Given instruction: Filter the data below for the string "JSON" and copy each matching line.
++++ Available records ++++
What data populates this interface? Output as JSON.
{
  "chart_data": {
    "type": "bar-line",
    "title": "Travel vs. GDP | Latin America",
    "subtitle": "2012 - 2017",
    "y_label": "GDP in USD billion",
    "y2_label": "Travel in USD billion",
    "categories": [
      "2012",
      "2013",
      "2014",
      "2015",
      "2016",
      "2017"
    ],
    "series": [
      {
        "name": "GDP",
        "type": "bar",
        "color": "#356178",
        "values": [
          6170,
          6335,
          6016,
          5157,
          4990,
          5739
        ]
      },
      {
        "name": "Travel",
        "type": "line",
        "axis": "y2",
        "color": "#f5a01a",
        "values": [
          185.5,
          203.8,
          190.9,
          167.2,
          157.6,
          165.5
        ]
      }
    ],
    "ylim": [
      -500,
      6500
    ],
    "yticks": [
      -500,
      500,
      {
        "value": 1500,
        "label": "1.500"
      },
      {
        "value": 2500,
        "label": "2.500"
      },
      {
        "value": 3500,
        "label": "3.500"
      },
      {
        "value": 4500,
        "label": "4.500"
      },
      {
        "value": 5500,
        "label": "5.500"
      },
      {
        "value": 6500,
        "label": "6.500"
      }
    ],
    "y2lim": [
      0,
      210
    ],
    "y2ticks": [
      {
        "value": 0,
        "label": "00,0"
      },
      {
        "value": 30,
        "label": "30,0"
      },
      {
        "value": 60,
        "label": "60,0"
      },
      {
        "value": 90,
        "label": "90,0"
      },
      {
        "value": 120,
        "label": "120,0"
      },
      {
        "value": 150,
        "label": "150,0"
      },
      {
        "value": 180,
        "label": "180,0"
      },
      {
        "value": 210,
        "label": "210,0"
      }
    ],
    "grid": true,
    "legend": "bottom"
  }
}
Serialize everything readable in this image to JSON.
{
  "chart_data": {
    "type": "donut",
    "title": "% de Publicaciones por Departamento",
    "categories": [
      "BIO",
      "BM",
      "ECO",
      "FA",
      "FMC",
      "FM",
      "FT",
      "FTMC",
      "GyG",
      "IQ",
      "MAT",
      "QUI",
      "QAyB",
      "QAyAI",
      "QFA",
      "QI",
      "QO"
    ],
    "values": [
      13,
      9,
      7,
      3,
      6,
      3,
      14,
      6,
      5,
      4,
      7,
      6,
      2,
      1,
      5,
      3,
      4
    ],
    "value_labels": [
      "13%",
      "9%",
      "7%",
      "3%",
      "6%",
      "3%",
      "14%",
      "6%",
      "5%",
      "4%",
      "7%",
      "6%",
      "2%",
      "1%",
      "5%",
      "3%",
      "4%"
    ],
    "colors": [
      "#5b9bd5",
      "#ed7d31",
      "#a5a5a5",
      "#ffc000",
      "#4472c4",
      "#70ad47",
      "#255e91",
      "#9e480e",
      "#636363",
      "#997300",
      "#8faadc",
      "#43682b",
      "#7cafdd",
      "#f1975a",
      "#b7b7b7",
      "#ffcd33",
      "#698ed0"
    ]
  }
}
++++
++++ Available records ++++
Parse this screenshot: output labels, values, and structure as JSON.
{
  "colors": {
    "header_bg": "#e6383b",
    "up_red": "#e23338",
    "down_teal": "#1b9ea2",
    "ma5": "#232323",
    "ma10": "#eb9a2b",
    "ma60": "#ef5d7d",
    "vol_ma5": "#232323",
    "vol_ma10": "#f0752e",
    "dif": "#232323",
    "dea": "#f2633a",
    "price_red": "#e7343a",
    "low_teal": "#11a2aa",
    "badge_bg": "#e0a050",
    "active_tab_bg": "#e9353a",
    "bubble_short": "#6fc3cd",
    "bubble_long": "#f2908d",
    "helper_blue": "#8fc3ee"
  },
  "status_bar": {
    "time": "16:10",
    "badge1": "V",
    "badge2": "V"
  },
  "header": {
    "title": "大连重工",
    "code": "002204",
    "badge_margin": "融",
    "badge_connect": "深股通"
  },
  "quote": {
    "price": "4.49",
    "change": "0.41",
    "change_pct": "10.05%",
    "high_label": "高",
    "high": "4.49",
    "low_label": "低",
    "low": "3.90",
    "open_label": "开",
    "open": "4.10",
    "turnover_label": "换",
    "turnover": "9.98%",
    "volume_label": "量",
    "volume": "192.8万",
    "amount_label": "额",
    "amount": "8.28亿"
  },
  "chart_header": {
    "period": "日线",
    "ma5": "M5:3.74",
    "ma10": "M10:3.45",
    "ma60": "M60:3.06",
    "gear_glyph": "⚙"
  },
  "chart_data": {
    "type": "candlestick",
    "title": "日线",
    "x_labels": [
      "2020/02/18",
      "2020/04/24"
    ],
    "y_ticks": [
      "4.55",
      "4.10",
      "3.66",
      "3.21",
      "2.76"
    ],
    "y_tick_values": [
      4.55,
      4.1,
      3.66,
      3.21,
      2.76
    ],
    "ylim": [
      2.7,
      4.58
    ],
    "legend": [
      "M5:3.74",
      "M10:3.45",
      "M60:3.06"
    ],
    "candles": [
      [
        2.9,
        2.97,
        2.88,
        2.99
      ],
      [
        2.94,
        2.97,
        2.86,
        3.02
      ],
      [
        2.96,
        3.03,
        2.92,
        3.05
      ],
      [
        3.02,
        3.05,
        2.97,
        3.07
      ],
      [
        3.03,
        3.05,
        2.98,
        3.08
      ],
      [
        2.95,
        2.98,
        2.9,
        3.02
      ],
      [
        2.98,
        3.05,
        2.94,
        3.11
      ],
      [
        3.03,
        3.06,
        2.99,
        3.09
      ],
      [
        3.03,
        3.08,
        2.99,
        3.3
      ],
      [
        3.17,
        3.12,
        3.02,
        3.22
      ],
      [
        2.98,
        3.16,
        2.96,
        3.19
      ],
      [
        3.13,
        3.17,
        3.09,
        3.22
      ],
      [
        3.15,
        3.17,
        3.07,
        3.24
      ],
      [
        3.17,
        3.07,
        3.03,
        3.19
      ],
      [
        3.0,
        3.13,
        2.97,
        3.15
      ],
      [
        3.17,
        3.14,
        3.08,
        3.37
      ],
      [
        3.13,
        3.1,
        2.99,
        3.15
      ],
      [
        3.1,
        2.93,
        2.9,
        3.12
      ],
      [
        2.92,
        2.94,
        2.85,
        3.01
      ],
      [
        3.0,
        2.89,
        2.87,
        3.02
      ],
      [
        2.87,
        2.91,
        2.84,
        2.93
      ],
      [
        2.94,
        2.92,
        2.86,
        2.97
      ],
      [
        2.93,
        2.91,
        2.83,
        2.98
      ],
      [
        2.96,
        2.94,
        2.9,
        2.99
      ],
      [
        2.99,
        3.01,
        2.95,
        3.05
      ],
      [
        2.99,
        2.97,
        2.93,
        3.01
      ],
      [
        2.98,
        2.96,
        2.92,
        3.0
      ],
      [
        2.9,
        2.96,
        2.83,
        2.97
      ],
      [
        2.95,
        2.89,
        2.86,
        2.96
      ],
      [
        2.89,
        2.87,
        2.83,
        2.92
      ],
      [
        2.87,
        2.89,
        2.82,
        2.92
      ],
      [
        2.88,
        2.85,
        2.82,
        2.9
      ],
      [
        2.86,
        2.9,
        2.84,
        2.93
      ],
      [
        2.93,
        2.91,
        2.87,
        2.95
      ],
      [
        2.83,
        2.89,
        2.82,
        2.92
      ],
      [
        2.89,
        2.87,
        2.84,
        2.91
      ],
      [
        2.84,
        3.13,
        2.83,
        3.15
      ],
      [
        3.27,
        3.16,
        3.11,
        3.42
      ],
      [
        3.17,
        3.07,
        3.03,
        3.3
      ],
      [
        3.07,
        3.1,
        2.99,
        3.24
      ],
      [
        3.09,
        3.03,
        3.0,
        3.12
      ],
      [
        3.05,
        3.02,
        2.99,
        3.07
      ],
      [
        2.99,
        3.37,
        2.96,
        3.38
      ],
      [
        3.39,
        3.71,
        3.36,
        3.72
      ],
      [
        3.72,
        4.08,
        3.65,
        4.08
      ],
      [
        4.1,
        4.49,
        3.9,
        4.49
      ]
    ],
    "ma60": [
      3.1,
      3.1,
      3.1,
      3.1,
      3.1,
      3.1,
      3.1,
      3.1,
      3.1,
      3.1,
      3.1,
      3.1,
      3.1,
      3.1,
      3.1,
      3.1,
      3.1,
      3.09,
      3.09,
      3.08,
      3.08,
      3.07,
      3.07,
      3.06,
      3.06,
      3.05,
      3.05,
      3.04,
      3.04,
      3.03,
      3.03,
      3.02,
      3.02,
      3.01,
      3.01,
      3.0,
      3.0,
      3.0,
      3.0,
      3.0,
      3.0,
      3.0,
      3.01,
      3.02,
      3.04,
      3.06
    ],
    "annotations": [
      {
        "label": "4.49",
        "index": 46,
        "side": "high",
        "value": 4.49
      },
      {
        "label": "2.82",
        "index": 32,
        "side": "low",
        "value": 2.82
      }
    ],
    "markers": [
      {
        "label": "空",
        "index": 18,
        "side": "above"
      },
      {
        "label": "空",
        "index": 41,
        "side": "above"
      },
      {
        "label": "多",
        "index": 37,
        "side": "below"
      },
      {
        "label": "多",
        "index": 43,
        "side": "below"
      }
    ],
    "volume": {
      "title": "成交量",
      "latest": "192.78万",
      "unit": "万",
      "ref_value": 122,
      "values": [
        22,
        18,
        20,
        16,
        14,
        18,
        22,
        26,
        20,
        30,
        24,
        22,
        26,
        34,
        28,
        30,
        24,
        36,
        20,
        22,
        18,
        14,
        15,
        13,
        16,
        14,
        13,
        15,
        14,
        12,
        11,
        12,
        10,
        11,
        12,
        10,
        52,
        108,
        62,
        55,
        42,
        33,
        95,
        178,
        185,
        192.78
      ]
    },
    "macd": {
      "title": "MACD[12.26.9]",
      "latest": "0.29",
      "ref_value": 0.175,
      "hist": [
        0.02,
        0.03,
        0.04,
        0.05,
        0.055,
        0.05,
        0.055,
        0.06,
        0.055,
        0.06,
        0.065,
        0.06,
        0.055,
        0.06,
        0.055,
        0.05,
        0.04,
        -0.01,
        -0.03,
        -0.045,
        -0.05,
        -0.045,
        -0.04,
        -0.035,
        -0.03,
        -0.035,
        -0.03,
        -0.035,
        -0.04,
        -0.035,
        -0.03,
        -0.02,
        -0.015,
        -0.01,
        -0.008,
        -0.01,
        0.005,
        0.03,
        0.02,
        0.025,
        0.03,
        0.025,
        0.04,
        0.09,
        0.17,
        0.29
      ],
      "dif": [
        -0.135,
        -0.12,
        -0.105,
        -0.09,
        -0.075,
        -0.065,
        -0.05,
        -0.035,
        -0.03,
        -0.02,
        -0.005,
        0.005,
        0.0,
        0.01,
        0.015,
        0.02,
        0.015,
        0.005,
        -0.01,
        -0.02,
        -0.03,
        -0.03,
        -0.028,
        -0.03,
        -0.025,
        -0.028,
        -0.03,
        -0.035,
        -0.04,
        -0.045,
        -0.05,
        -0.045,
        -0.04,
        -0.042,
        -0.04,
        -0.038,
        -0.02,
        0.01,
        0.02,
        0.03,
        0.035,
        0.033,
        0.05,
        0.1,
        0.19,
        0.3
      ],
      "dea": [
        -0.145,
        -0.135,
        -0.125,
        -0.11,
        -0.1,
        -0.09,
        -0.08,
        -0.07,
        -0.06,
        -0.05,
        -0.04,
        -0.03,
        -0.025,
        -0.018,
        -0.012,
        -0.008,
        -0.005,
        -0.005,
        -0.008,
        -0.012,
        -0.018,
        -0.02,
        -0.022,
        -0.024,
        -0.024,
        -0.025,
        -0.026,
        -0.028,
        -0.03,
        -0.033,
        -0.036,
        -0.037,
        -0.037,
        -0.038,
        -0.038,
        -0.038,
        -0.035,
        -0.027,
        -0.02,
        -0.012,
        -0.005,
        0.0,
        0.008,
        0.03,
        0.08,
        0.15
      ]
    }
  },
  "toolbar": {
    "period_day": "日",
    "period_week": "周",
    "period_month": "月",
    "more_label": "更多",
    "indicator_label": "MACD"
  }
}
++++
Exercise solution:
What data populates this interface? Output as JSON.
Serialize everything readable in this image to JSON.
Parse this screenshot: output labels, values, and structure as JSON.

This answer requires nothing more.